- _What to produce_: Starting with the line with "s4-q6-item xyxy=(50,625,398,727)" and going on through the line with "analysis-tag: 解题思路 xyxy=(66,500,126,517)", repeat those lines of the records below with "analysis-label" in place of "analysis-tag" and nothing else altered.

- _Recorded data_:
++++

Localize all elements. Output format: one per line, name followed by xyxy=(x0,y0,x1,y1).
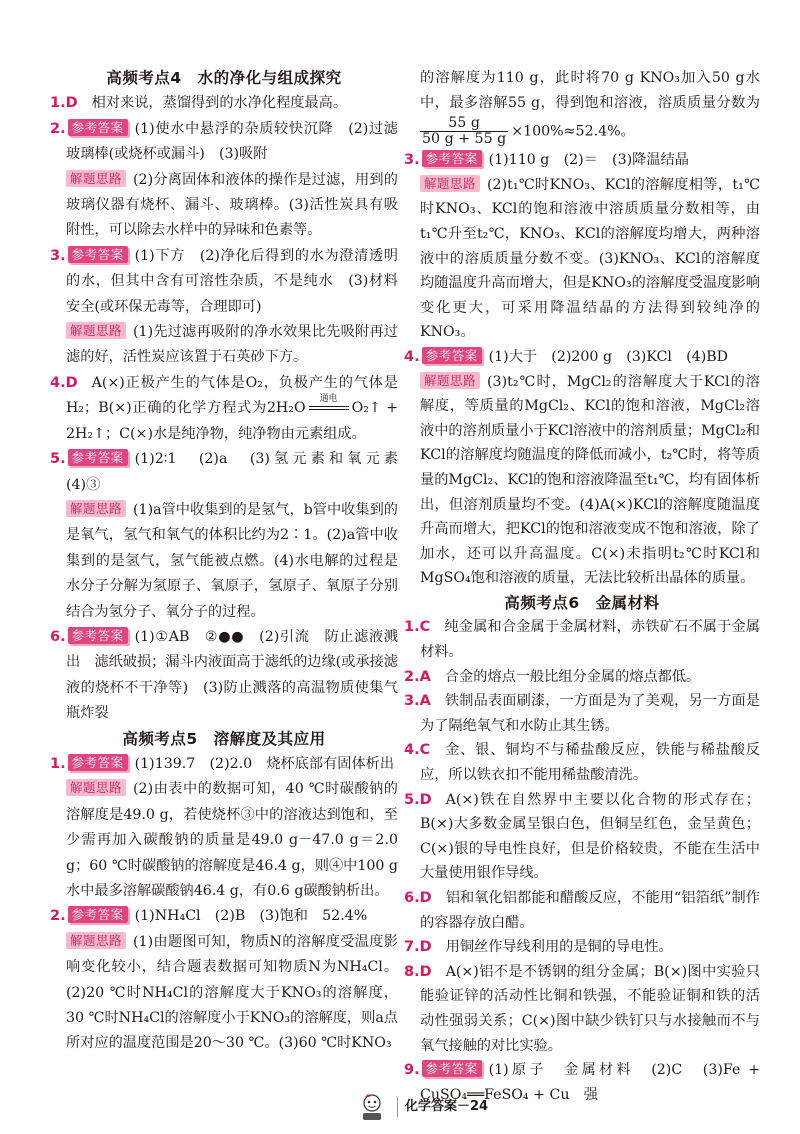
s4-q6-item xyxy=(50,625,398,727)
analysis-tag: 解题思路 xyxy=(420,372,480,389)
answer-line xyxy=(404,665,760,690)
answer-line xyxy=(404,345,760,370)
question-number: 1.D xyxy=(50,95,78,112)
s4-q2-item xyxy=(50,117,413,244)
answer-text: (1)NH₄Cl (2)B (3)饱和 52.4% xyxy=(134,908,368,925)
answer-text-after-equation: O₂↑ + 2H₂↑；C(×)水是纯净物，纯净物由元素组成。 xyxy=(66,400,398,442)
answer-text-before-equation: A(×)正极产生的气体是O₂，负极产生的气体是H₂；B(×)正确的化学方程式为2H₂O xyxy=(66,374,398,417)
analysis-tag: 解题思路 xyxy=(66,500,126,517)
question-number: 9. xyxy=(404,1062,420,1079)
answer-line xyxy=(50,117,413,168)
answer-text: (1)使水中悬浮的杂质较快沉降 (2)过滤 玻璃棒(或烧杯或漏斗) (3)吸附 xyxy=(66,120,413,163)
fraction-numerator: 55 g xyxy=(420,116,508,132)
analysis-tag: 解题思路 xyxy=(66,170,126,187)
answer-line xyxy=(404,886,760,935)
answer-text: (1)2∶1 (2)a (3)氢元素和氧元素 (4)③ xyxy=(66,451,413,493)
analysis-tag: 解题思路 xyxy=(66,932,126,949)
answer-tag: 参考答案 xyxy=(68,754,128,771)
analysis-text: (1)由题图可知，物质N的溶解度受温度影响变化较小，结合题表数据可知物质N为NH₄Cl。(2)20 ℃时NH₄Cl的溶解度大于KNO₃的溶解度，30 ℃时NH₄Cl的溶解度小于KNO₃的溶解度，则a点所对应的温度范围是20～30 ℃。(3)60 ℃时KNO₃ xyxy=(66,933,398,1052)
answer-tag: 参考答案 xyxy=(422,150,482,167)
answer-line xyxy=(50,904,398,929)
s5-q3-item xyxy=(404,148,760,345)
answer-text: (1)110 g (2)＝ (3)降温结晶 xyxy=(488,152,689,169)
s5-q2-item xyxy=(50,904,398,1056)
answer-line xyxy=(404,148,760,173)
answer-tag: 参考答案 xyxy=(422,347,482,364)
s5-q2-continued xyxy=(404,66,760,148)
answer-text: 相对来说，蒸馏得到的水净化程度最高。 xyxy=(91,95,348,112)
answer-tag: 参考答案 xyxy=(68,449,128,466)
question-number: 8.D xyxy=(404,963,432,980)
answer-text: (1)139.7 (2)2.0 烧杯底部有固体析出 xyxy=(134,755,395,772)
analysis-text: (2)t₁℃时KNO₃、KCl的溶解度相等，t₁℃时KNO₃、KCl的饱和溶液中溶质质量分数相等，由t₁℃升至t₂℃，KNO₃、KCl的溶解度均增大，两种溶液中的溶质质量分数不变。(3)KNO₃、KCl的溶解度均随温度升高而增大，但是KNO₃的溶解度受温度影响变化更大，可采用降温结晶的方法得到较纯净的KNO₃。 xyxy=(420,176,760,341)
page-number-label: 化学答案－24 xyxy=(405,1099,489,1114)
page-footer xyxy=(0,1092,800,1126)
answer-line xyxy=(404,615,760,664)
s6-q7-item xyxy=(404,935,760,960)
s5-q4-item xyxy=(404,345,760,591)
question-number: 1. xyxy=(50,755,66,772)
analysis-text: 的溶解度为110 g，此时将70 g KNO₃加入50 g水中，最多溶解55 g，得到饱和溶液，溶质质量分数为 xyxy=(420,70,760,111)
analysis-paragraph-continued xyxy=(420,66,760,148)
answer-text: 铝和氧化铝都能和醋酸反应，不能用“铝箔纸”制作的容器存放白醋。 xyxy=(420,890,760,931)
answer-text: 用铜丝作导线利用的是铜的导电性。 xyxy=(445,939,673,956)
question-number: 6. xyxy=(50,628,66,645)
reaction-condition-sign xyxy=(309,394,349,415)
s6-q5-item xyxy=(404,788,760,886)
section-heading-5: 高频考点5 溶解度及其应用 xyxy=(122,729,326,748)
s6-q6-item xyxy=(404,886,760,935)
answer-line xyxy=(404,960,760,1058)
answer-line xyxy=(404,738,760,787)
question-number: 2. xyxy=(50,908,66,925)
s6-q3-item xyxy=(404,689,760,738)
analysis-paragraph xyxy=(66,320,398,371)
analysis-paragraph xyxy=(66,168,398,244)
footer-divider xyxy=(397,1097,398,1117)
reaction-equals-sign xyxy=(309,406,349,410)
question-number: 3. xyxy=(404,152,420,169)
mass-fraction-formula xyxy=(420,116,508,147)
answer-line xyxy=(50,371,398,447)
section-heading-6: 高频考点6 金属材料 xyxy=(504,593,660,612)
answer-text: 金、银、铜均不与稀盐酸反应，铁能与稀盐酸反应，所以铁衣扣不能用稀盐酸清洗。 xyxy=(420,742,760,784)
question-number: 4.C xyxy=(404,742,431,759)
answer-text: 纯金属和合金属于金属材料，赤铁矿石不属于金属材料。 xyxy=(420,619,760,661)
answer-line xyxy=(404,689,760,738)
question-number: 4.D xyxy=(50,374,78,391)
question-number: 6.D xyxy=(404,890,432,906)
section-heading-4: 高频考点4 水的净化与组成探究 xyxy=(106,69,342,87)
analysis-text: (1)a管中收集到的是氢气，b管中收集到的是氧气，氢气和氧气的体积比约为2∶1。(2)a管中收集到的是氢气，氢气能被点燃。(4)水电解的过程是水分子分解为氢原子、氧原子，氢原子、氧原子分别结合为氢分子、氧分子的过程。 xyxy=(66,501,398,620)
analysis-text: (3)t₂℃时，MgCl₂的溶解度大于KCl的溶解度，等质量的MgCl₂、KCl的饱和溶液，MgCl₂溶液中的溶剂质量小于KCl溶液中的溶剂质量；MgCl₂和KCl的溶解度均随温度的降低而减小，t₂℃时，将等质量的MgCl₂、KCl的饱和溶液降温至t₁℃，均有固体析出，但溶剂质量均不变。(4)A(×)KCl的溶解度随温度升高而增大，把KCl的饱和溶液变成不饱和溶液，除了加水，还可以升高温度。C(×)未指明t₂℃时KCl和MgSO₄饱和溶液的质量，无法比较析出晶体的质量。 xyxy=(420,373,760,587)
right-column xyxy=(404,66,760,1103)
question-number: 5. xyxy=(50,451,66,468)
question-number: 3. xyxy=(50,247,66,264)
s4-q4-item xyxy=(50,371,398,447)
reaction-condition-label: 通电 xyxy=(319,394,338,405)
left-column xyxy=(50,66,413,1092)
answer-tag: 参考答案 xyxy=(68,627,128,644)
analysis-paragraph xyxy=(66,498,398,625)
analysis-paragraph xyxy=(66,930,398,1057)
publisher-logo-icon xyxy=(352,1092,392,1122)
answer-tag: 参考答案 xyxy=(68,906,128,923)
answer-line xyxy=(50,244,398,320)
analysis-text: (1)先过滤再吸附的净水效果比先吸附再过滤的好，活性炭应该置于石英砂下方。 xyxy=(66,324,398,366)
answer-text: A(×)铝不是不锈钢的组分金属；B(×)图中实验只能验证锌的活动性比铜和铁强，不能验证铜和铁的活动性强弱关系；C(×)图中缺少铁钉只与水接触而不与氧气接触的对比实验。 xyxy=(420,963,760,1054)
answer-line xyxy=(404,935,760,960)
answer-line xyxy=(50,752,398,777)
s4-q3-item xyxy=(50,244,398,371)
analysis-text: (2)分离固体和液体的操作是过滤，用到的玻璃仪器有烧杯、漏斗、玻璃棒。(3)活性炭具有吸附性，可以除去水样中的异味和色素等。 xyxy=(66,171,398,239)
fraction-result: ×100%≈52.4%。 xyxy=(511,123,635,140)
s6-q2-item xyxy=(404,665,760,690)
question-number: 2.A xyxy=(404,668,431,685)
answer-text: (1)①AB ②●● (2)引流 防止滤液溅出 滤纸破损；漏斗内液面高于滤纸的边缘(或承接滤液的烧杯不干净等) (3)防止溅落的高温物质使集气瓶炸裂 xyxy=(66,628,398,722)
question-number: 5.D xyxy=(404,791,432,808)
analysis-text: (2)由表中的数据可知，40 ℃时碳酸钠的溶解度是49.0 g，若使烧杯③中的溶液达到饱和，至少需再加入碳酸钠的质量是49.0 g－47.0 g＝2.0 g；60 ℃时碳酸钠的溶解度是46.4 g，则④中100 g水中最多溶解碳酸钠46.4 g，有0.6 g碳酸钠析出。 xyxy=(66,781,398,899)
question-number: 1.C xyxy=(404,619,431,636)
answer-text: 合金的熔点一般比组分金属的熔点都低。 xyxy=(444,668,701,685)
analysis-tag: 解题思路 xyxy=(66,322,126,339)
s4-q1-item xyxy=(50,91,398,116)
answer-tag: 参考答案 xyxy=(68,119,128,136)
s6-q8-item xyxy=(404,960,760,1058)
analysis-paragraph xyxy=(420,173,760,345)
answer-tag: 参考答案 xyxy=(68,246,128,263)
fraction-denominator: 50 g + 55 g xyxy=(422,131,507,148)
answer-text: (1)下方 (2)净化后得到的水为澄清透明的水，但其中含有可溶性杂质，不是纯水 (3)材料安全(或环保无毒等，合理即可) xyxy=(66,247,398,315)
answer-text: A(×)铁在自然界中主要以化合物的形式存在；B(×)大多数金属呈银白色，但铜呈红色，金呈黄色；C(×)银的导电性良好，但是价格较贵，不能在生活中大量使用银作导线。 xyxy=(420,791,760,882)
answer-text: 铁制品表面刷漆，一方面是为了美观，另一方面是为了隔绝氧气和水防止其生锈。 xyxy=(420,693,760,734)
analysis-tag: 解题思路 xyxy=(420,175,480,192)
answer-line xyxy=(50,91,398,116)
s5-q1-item xyxy=(50,752,398,904)
answer-text: (1)大于 (2)200 g (3)KCl (4)BD xyxy=(488,348,729,365)
analysis-paragraph xyxy=(420,370,760,591)
answer-line xyxy=(404,788,760,886)
answer-line xyxy=(50,447,413,498)
answer-text: (1)原子 金属材料 (2)C (3)Fe + CuSO₄══FeSO₄ + Cu 强 xyxy=(420,1062,760,1103)
question-number: 3.A xyxy=(404,693,431,710)
analysis-tag: 解题思路 xyxy=(66,779,126,796)
question-number: 2. xyxy=(50,120,66,137)
s4-q5-item xyxy=(50,447,413,625)
s6-q1-item xyxy=(404,615,760,664)
answer-tag: 参考答案 xyxy=(422,1060,482,1077)
question-number: 4. xyxy=(404,348,420,365)
s6-q4-item xyxy=(404,738,760,787)
question-number: 7.D xyxy=(404,939,432,956)
analysis-paragraph xyxy=(66,777,398,904)
answer-line xyxy=(50,625,398,727)
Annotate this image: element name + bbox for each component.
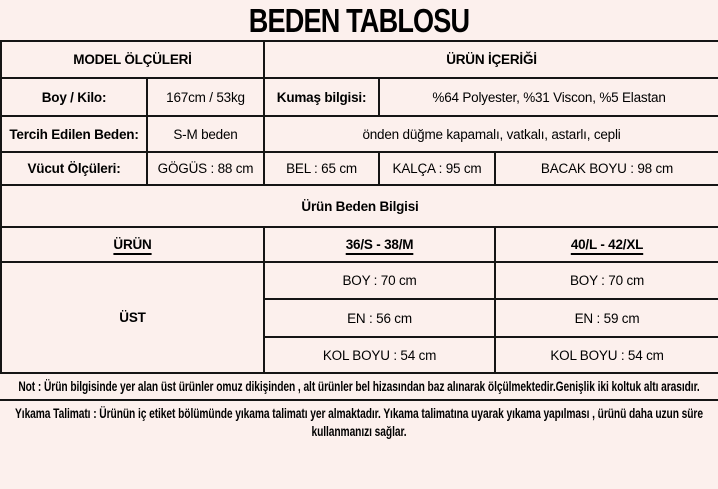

++++

- _Task output_:
s4-q6-item xyxy=(50,625,398,727)
analysis-label: 解题思路 xyxy=(420,372,480,389)
answer-line xyxy=(404,665,760,690)
answer-line xyxy=(404,345,760,370)
question-number: 1.D xyxy=(50,95,78,112)
s4-q2-item xyxy=(50,117,413,244)
answer-text: (1)NH₄Cl (2)B (3)饱和 52.4% xyxy=(134,908,368,925)
answer-text-after-equation: O₂↑ + 2H₂↑；C(×)水是纯净物，纯净物由元素组成。 xyxy=(66,400,398,442)
answer-text-before-equation: A(×)正极产生的气体是O₂，负极产生的气体是H₂；B(×)正确的化学方程式为2H₂O xyxy=(66,374,398,417)
analysis-label: 解题思路 xyxy=(66,500,126,517)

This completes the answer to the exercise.